§ Exercise instructions: Skip the pictures. Copy all the rest of the records down exactly.

Data excerpts

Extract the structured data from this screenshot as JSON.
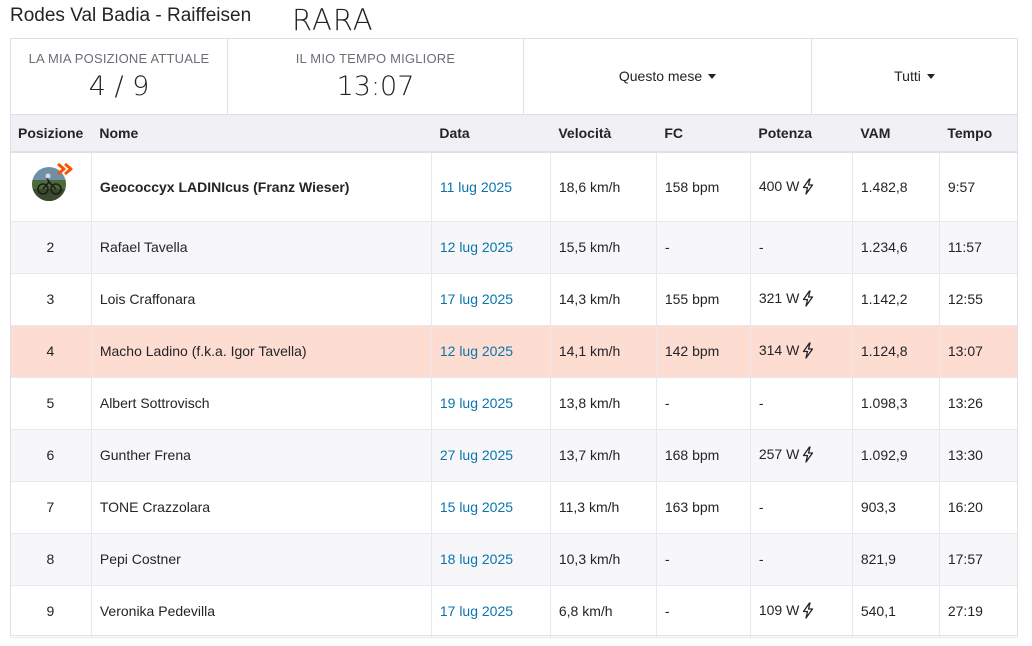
{
  "header": {
    "segment_title": "Rodes Val Badia - Raiffeisen",
    "overlay_text": "RARA"
  },
  "stats": {
    "position_label": "LA MIA POSIZIONE ATTUALE",
    "position_value": "4 / 9",
    "best_time_label": "IL MIO TEMPO MIGLIORE",
    "best_time_value": "13:07",
    "date_filter": "Questo mese",
    "people_filter": "Tutti"
  },
  "columns": {
    "position": "Posizione",
    "name": "Nome",
    "date": "Data",
    "speed": "Velocità",
    "hr": "FC",
    "power": "Potenza",
    "vam": "VAM",
    "time": "Tempo"
  },
  "icons": {
    "power": "lightning-bolt-icon",
    "leader_badge": "crown-chevron-icon"
  },
  "colors": {
    "link": "#0a75ad",
    "highlight_row": "#fddcd2",
    "badge": "#fc5200"
  },
  "rows": [
    {
      "rank": "",
      "name": "Geococcyx LADINIcus (Franz Wieser)",
      "date": "11 lug 2025",
      "speed": "18,6 km/h",
      "hr": "158 bpm",
      "power": "400 W",
      "vam": "1.482,8",
      "time": "9:57"
    },
    {
      "rank": "2",
      "name": "Rafael Tavella",
      "date": "12 lug 2025",
      "speed": "15,5 km/h",
      "hr": "-",
      "power": "-",
      "vam": "1.234,6",
      "time": "11:57"
    },
    {
      "rank": "3",
      "name": "Lois Craffonara",
      "date": "17 lug 2025",
      "speed": "14,3 km/h",
      "hr": "155 bpm",
      "power": "321 W",
      "vam": "1.142,2",
      "time": "12:55"
    },
    {
      "rank": "4",
      "name": "Macho Ladino (f.k.a. Igor Tavella)",
      "date": "12 lug 2025",
      "speed": "14,1 km/h",
      "hr": "142 bpm",
      "power": "314 W",
      "vam": "1.124,8",
      "time": "13:07"
    },
    {
      "rank": "5",
      "name": "Albert Sottrovisch",
      "date": "19 lug 2025",
      "speed": "13,8 km/h",
      "hr": "-",
      "power": "-",
      "vam": "1.098,3",
      "time": "13:26"
    },
    {
      "rank": "6",
      "name": "Gunther Frena",
      "date": "27 lug 2025",
      "speed": "13,7 km/h",
      "hr": "168 bpm",
      "power": "257 W",
      "vam": "1.092,9",
      "time": "13:30"
    },
    {
      "rank": "7",
      "name": "TONE Crazzolara",
      "date": "15 lug 2025",
      "speed": "11,3 km/h",
      "hr": "163 bpm",
      "power": "-",
      "vam": "903,3",
      "time": "16:20"
    },
    {
      "rank": "8",
      "name": "Pepi Costner",
      "date": "18 lug 2025",
      "speed": "10,3 km/h",
      "hr": "-",
      "power": "-",
      "vam": "821,9",
      "time": "17:57"
    },
    {
      "rank": "9",
      "name": "Veronika Pedevilla",
      "date": "17 lug 2025",
      "speed": "6,8 km/h",
      "hr": "-",
      "power": "109 W",
      "vam": "540,1",
      "time": "27:19"
    }
  ]
}
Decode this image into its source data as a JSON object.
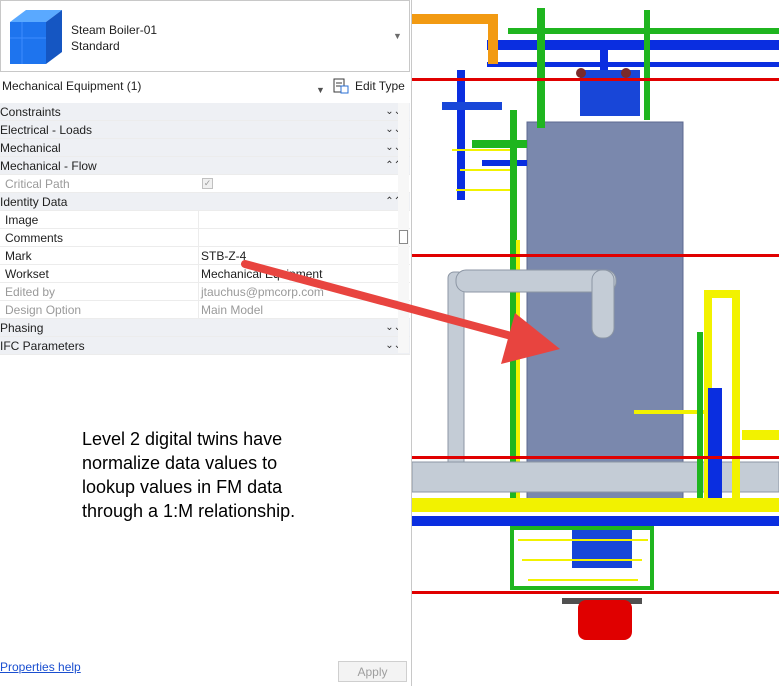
{
  "type_selector": {
    "family_name": "Steam Boiler-01",
    "type_name": "Standard"
  },
  "instance_filter": {
    "label": "Mechanical Equipment (1)",
    "edit_type_label": "Edit Type"
  },
  "groups": {
    "constraints": "Constraints",
    "electrical_loads": "Electrical - Loads",
    "mechanical": "Mechanical",
    "mechanical_flow": "Mechanical - Flow",
    "identity_data": "Identity Data",
    "phasing": "Phasing",
    "ifc_parameters": "IFC Parameters"
  },
  "properties": {
    "critical_path": {
      "label": "Critical Path",
      "checked": true
    },
    "image": {
      "label": "Image",
      "value": ""
    },
    "comments": {
      "label": "Comments",
      "value": ""
    },
    "mark": {
      "label": "Mark",
      "value": "STB-Z-4"
    },
    "workset": {
      "label": "Workset",
      "value": "Mechanical Equipment"
    },
    "edited_by": {
      "label": "Edited by",
      "value": "jtauchus@pmcorp.com"
    },
    "design_option": {
      "label": "Design Option",
      "value": "Main Model"
    }
  },
  "annotation": {
    "line1": "Level 2 digital twins have",
    "line2": "normalize data values to",
    "line3": "lookup values in FM data",
    "line4": "through a 1:M relationship."
  },
  "footer": {
    "help_link": "Properties help",
    "apply_label": "Apply"
  },
  "colors": {
    "accent_blue": "#0a2ee0",
    "pipe_green": "#1fb51f",
    "pipe_yellow": "#f2f200",
    "pipe_orange": "#f29a12",
    "level_line_red": "#e00000",
    "boiler_body": "#7a88ad",
    "callout_arrow": "#e8443f",
    "pipe_gray": "#c4ccd6"
  }
}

§ Response below:
Extract the structured data from this screenshot as JSON.
{
  "header": {
    "segment_title": "Rodes Val Badia - Raiffeisen",
    "overlay_text": "RARA"
  },
  "stats": {
    "position_label": "LA MIA POSIZIONE ATTUALE",
    "position_value": "4 / 9",
    "best_time_label": "IL MIO TEMPO MIGLIORE",
    "best_time_value": "13:07",
    "date_filter": "Questo mese",
    "people_filter": "Tutti"
  },
  "columns": {
    "position": "Posizione",
    "name": "Nome",
    "date": "Data",
    "speed": "Velocità",
    "hr": "FC",
    "power": "Potenza",
    "vam": "VAM",
    "time": "Tempo"
  },
  "icons": {
    "power": "lightning-bolt-icon",
    "leader_badge": "crown-chevron-icon"
  },
  "colors": {
    "link": "#0a75ad",
    "highlight_row": "#fddcd2",
    "badge": "#fc5200"
  },
  "rows": [
    {
      "rank": "",
      "name": "Geococcyx LADINIcus (Franz Wieser)",
      "date": "11 lug 2025",
      "speed": "18,6 km/h",
      "hr": "158 bpm",
      "power": "400 W",
      "vam": "1.482,8",
      "time": "9:57"
    },
    {
      "rank": "2",
      "name": "Rafael Tavella",
      "date": "12 lug 2025",
      "speed": "15,5 km/h",
      "hr": "-",
      "power": "-",
      "vam": "1.234,6",
      "time": "11:57"
    },
    {
      "rank": "3",
      "name": "Lois Craffonara",
      "date": "17 lug 2025",
      "speed": "14,3 km/h",
      "hr": "155 bpm",
      "power": "321 W",
      "vam": "1.142,2",
      "time": "12:55"
    },
    {
      "rank": "4",
      "name": "Macho Ladino (f.k.a. Igor Tavella)",
      "date": "12 lug 2025",
      "speed": "14,1 km/h",
      "hr": "142 bpm",
      "power": "314 W",
      "vam": "1.124,8",
      "time": "13:07"
    },
    {
      "rank": "5",
      "name": "Albert Sottrovisch",
      "date": "19 lug 2025",
      "speed": "13,8 km/h",
      "hr": "-",
      "power": "-",
      "vam": "1.098,3",
      "time": "13:26"
    },
    {
      "rank": "6",
      "name": "Gunther Frena",
      "date": "27 lug 2025",
      "speed": "13,7 km/h",
      "hr": "168 bpm",
      "power": "257 W",
      "vam": "1.092,9",
      "time": "13:30"
    },
    {
      "rank": "7",
      "name": "TONE Crazzolara",
      "date": "15 lug 2025",
      "speed": "11,3 km/h",
      "hr": "163 bpm",
      "power": "-",
      "vam": "903,3",
      "time": "16:20"
    },
    {
      "rank": "8",
      "name": "Pepi Costner",
      "date": "18 lug 2025",
      "speed": "10,3 km/h",
      "hr": "-",
      "power": "-",
      "vam": "821,9",
      "time": "17:57"
    },
    {
      "rank": "9",
      "name": "Veronika Pedevilla",
      "date": "17 lug 2025",
      "speed": "6,8 km/h",
      "hr": "-",
      "power": "109 W",
      "vam": "540,1",
      "time": "27:19"
    }
  ]
}
Decode this image into its source data as a JSON object.
{
  "type_selector": {
    "family_name": "Steam Boiler-01",
    "type_name": "Standard"
  },
  "instance_filter": {
    "label": "Mechanical Equipment (1)",
    "edit_type_label": "Edit Type"
  },
  "groups": {
    "constraints": "Constraints",
    "electrical_loads": "Electrical - Loads",
    "mechanical": "Mechanical",
    "mechanical_flow": "Mechanical - Flow",
    "identity_data": "Identity Data",
    "phasing": "Phasing",
    "ifc_parameters": "IFC Parameters"
  },
  "properties": {
    "critical_path": {
      "label": "Critical Path",
      "checked": true
    },
    "image": {
      "label": "Image",
      "value": ""
    },
    "comments": {
      "label": "Comments",
      "value": ""
    },
    "mark": {
      "label": "Mark",
      "value": "STB-Z-4"
    },
    "workset": {
      "label": "Workset",
      "value": "Mechanical Equipment"
    },
    "edited_by": {
      "label": "Edited by",
      "value": "jtauchus@pmcorp.com"
    },
    "design_option": {
      "label": "Design Option",
      "value": "Main Model"
    }
  },
  "annotation": {
    "line1": "Level 2 digital twins have",
    "line2": "normalize data values to",
    "line3": "lookup values in FM data",
    "line4": "through a 1:M relationship."
  },
  "footer": {
    "help_link": "Properties help",
    "apply_label": "Apply"
  },
  "colors": {
    "accent_blue": "#0a2ee0",
    "pipe_green": "#1fb51f",
    "pipe_yellow": "#f2f200",
    "pipe_orange": "#f29a12",
    "level_line_red": "#e00000",
    "boiler_body": "#7a88ad",
    "callout_arrow": "#e8443f",
    "pipe_gray": "#c4ccd6"
  }
}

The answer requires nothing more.